• _Dataset extract_
— Start —

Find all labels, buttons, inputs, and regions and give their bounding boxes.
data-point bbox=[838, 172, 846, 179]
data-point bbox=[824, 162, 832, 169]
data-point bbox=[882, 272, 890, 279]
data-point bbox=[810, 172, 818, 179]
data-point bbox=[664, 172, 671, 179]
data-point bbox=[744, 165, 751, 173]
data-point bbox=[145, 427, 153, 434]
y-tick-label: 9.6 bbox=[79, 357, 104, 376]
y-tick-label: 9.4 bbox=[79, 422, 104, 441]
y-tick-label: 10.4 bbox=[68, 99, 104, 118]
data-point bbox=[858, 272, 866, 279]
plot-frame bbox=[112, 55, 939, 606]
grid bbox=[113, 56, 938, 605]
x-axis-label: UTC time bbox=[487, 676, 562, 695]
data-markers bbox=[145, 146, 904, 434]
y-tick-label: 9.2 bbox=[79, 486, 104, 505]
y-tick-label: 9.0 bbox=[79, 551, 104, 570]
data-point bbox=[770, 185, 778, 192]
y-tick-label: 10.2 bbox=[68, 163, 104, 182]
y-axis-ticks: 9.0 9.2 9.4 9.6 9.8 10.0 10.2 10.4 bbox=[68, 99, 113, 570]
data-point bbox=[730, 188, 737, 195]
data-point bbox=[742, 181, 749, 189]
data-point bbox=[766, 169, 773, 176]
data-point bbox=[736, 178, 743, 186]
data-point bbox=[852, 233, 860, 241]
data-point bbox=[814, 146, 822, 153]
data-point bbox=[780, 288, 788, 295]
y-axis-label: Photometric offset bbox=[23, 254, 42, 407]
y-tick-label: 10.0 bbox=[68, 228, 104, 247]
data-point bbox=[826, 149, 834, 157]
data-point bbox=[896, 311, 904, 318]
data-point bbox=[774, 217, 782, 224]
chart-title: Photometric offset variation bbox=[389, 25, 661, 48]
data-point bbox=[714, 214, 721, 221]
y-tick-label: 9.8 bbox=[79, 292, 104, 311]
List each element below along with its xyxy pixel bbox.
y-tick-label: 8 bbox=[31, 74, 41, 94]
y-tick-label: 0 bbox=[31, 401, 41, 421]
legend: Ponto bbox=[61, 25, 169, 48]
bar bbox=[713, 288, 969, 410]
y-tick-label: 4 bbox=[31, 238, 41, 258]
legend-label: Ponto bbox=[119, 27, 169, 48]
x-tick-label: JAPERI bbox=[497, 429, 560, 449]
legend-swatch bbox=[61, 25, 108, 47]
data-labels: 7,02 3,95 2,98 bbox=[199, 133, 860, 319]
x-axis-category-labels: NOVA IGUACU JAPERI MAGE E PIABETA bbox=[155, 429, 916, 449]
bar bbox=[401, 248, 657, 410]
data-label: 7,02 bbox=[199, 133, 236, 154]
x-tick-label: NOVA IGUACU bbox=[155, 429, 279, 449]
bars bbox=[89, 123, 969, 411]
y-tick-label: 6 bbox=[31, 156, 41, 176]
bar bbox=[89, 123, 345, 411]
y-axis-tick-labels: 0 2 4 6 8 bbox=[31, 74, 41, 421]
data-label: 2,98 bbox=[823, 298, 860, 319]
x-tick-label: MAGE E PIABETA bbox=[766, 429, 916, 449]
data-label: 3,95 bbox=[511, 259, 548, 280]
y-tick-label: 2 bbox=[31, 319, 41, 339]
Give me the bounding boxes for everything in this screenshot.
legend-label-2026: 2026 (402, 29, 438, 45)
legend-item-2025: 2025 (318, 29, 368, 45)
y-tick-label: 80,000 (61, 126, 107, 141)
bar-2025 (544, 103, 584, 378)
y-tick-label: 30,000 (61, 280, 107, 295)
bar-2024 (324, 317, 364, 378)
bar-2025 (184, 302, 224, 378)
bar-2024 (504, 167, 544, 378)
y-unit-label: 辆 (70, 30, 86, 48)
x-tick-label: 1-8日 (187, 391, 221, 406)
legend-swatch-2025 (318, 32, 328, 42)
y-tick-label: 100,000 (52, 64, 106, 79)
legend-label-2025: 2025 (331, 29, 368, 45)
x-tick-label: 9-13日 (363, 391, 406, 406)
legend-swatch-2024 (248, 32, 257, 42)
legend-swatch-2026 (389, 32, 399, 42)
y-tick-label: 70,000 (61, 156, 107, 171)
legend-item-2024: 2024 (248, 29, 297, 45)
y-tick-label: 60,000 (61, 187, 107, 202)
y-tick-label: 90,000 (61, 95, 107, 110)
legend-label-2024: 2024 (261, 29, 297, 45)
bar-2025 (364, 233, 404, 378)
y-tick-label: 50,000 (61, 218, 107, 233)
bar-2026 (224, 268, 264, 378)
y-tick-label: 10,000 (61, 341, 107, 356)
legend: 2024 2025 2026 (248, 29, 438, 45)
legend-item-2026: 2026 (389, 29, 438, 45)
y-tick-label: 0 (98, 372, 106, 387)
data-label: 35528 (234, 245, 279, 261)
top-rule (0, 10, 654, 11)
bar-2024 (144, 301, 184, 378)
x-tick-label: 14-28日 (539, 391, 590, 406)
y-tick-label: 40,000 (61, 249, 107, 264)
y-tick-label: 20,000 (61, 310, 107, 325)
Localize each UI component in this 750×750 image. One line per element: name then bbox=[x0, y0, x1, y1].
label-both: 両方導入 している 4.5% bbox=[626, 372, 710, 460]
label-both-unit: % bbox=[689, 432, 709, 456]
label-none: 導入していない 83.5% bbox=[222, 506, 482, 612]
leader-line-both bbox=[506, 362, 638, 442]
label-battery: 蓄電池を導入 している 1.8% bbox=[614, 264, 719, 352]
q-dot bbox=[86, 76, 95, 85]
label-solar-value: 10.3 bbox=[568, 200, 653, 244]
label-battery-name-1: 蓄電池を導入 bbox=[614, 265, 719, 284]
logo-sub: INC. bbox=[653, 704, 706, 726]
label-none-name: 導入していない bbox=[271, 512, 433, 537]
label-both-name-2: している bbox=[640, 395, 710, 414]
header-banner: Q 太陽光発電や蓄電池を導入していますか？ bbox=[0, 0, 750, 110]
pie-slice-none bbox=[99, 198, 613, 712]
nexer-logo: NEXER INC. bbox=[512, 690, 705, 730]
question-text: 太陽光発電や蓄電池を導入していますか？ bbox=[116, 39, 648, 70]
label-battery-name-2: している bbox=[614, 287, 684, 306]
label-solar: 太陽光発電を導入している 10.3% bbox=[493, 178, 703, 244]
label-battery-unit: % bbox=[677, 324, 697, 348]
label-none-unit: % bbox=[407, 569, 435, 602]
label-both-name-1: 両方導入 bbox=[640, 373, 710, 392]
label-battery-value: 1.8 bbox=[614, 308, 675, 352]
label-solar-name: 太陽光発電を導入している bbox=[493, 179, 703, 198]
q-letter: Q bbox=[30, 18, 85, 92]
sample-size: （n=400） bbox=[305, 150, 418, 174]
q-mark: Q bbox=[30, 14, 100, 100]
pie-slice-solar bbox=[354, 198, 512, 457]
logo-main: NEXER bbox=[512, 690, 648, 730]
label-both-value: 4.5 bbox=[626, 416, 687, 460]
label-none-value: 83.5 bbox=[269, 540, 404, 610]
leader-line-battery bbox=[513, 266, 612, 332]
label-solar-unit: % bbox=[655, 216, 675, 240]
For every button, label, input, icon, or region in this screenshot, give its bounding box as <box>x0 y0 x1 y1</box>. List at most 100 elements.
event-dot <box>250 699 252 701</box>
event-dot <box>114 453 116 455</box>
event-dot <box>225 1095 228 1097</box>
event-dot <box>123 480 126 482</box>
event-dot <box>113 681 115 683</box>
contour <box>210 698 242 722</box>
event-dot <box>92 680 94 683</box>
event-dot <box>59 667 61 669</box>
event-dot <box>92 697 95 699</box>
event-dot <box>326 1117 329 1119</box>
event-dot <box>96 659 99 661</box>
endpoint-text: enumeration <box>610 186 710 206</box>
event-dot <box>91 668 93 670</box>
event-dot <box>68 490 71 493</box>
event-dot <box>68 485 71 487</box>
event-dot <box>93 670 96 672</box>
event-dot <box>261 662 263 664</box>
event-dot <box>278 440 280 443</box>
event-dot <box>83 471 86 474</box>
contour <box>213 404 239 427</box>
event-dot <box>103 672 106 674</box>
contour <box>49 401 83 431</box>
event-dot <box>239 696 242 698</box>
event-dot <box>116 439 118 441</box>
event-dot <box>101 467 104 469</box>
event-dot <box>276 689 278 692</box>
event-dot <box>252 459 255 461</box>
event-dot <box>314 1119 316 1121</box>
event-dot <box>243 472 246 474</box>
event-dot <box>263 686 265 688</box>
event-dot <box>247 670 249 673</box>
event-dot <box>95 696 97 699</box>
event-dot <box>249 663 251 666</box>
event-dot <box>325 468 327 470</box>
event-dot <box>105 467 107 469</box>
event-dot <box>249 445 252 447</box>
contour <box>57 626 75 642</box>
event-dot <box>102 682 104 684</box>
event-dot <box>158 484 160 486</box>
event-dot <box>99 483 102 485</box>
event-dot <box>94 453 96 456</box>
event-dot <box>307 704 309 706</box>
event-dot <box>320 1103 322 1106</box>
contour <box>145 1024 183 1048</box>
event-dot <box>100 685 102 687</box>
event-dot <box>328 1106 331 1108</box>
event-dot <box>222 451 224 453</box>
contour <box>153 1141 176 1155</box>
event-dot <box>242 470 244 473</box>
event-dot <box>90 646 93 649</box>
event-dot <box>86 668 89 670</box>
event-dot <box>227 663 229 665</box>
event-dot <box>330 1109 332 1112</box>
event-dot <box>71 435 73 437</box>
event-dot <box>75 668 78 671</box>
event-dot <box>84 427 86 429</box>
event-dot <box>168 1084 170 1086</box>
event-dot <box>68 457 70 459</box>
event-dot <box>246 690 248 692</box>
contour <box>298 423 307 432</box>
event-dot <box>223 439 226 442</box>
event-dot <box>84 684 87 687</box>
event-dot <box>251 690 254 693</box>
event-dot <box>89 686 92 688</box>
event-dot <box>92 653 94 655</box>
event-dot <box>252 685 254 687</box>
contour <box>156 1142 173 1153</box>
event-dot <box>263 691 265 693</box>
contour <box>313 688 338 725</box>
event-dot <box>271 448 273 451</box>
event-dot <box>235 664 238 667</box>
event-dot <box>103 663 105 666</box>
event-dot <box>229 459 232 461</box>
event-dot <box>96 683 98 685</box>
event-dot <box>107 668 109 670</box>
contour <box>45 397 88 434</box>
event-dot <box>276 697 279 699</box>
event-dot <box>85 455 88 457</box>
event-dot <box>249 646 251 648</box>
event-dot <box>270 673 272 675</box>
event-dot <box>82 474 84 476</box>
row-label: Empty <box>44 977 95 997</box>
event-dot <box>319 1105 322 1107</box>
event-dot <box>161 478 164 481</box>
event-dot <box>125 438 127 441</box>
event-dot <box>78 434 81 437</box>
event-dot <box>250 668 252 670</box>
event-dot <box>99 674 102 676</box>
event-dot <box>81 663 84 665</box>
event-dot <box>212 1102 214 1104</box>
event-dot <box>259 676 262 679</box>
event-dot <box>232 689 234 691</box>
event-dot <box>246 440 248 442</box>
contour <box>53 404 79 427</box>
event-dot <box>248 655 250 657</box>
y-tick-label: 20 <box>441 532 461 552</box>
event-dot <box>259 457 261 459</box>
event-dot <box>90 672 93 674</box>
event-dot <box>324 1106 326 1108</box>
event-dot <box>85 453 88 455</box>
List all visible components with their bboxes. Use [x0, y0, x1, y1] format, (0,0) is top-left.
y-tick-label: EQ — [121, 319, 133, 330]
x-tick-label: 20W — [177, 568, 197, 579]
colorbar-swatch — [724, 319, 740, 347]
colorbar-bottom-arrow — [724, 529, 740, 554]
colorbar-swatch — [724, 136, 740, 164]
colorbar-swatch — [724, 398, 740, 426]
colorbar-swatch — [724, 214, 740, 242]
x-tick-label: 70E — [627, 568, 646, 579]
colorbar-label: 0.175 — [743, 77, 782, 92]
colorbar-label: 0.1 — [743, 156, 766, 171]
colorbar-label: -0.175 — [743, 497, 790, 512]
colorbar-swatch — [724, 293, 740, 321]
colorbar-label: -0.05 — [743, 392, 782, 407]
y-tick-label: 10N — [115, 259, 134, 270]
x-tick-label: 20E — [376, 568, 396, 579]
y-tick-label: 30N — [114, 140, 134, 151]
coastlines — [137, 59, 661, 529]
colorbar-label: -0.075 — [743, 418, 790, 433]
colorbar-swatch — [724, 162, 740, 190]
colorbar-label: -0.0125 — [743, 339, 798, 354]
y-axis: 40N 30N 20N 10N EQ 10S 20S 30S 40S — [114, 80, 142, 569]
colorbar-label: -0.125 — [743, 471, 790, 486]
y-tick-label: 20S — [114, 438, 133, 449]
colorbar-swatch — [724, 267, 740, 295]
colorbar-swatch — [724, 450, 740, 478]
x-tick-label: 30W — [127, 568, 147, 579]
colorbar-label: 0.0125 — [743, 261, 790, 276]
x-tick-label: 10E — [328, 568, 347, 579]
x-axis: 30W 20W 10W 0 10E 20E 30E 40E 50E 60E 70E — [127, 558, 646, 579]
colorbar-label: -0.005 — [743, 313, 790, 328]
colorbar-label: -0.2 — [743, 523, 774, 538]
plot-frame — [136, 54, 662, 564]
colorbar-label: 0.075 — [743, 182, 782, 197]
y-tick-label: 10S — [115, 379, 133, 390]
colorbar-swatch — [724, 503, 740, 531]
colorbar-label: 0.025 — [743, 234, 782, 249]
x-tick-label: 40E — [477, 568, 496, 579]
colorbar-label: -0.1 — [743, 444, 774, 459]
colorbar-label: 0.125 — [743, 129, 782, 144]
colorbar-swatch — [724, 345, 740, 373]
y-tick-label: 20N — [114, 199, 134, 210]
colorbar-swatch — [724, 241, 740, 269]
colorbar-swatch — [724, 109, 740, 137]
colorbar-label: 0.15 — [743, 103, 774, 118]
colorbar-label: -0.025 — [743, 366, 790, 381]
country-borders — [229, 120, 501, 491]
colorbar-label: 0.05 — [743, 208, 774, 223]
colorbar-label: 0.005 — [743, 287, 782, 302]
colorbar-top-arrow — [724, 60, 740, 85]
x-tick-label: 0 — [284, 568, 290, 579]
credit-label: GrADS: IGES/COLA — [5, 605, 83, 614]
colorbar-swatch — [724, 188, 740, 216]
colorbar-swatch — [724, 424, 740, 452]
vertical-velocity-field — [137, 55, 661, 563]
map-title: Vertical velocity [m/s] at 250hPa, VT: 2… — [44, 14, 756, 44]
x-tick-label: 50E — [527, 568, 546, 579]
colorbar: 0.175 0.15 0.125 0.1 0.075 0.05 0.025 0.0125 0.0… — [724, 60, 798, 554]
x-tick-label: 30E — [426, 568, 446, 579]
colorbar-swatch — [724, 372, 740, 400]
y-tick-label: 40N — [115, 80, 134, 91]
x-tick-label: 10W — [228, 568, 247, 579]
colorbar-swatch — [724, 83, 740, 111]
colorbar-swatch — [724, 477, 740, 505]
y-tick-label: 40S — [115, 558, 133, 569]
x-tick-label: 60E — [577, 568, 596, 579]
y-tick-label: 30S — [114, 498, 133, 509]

— End —

Set down, word for word, every line of the entries above, from the very first line through the line that contains "y-tick-label: 10.2 bbox=[68, 163, 104, 182]". Include both of those lines.

• _Task answer_
Find all labels, buttons, inputs, and regions and give their bounding boxes.
data-point bbox=[838, 172, 846, 179]
data-point bbox=[824, 162, 832, 169]
data-point bbox=[882, 272, 890, 279]
data-point bbox=[810, 172, 818, 179]
data-point bbox=[664, 172, 671, 179]
data-point bbox=[744, 165, 751, 173]
data-point bbox=[145, 427, 153, 434]
y-tick-label: 9.6 bbox=[79, 357, 104, 376]
y-tick-label: 9.4 bbox=[79, 422, 104, 441]
y-tick-label: 10.4 bbox=[68, 99, 104, 118]
data-point bbox=[858, 272, 866, 279]
plot-frame bbox=[112, 55, 939, 606]
grid bbox=[113, 56, 938, 605]
x-axis-label: UTC time bbox=[487, 676, 562, 695]
data-markers bbox=[145, 146, 904, 434]
y-tick-label: 9.2 bbox=[79, 486, 104, 505]
y-tick-label: 9.0 bbox=[79, 551, 104, 570]
data-point bbox=[770, 185, 778, 192]
y-tick-label: 10.2 bbox=[68, 163, 104, 182]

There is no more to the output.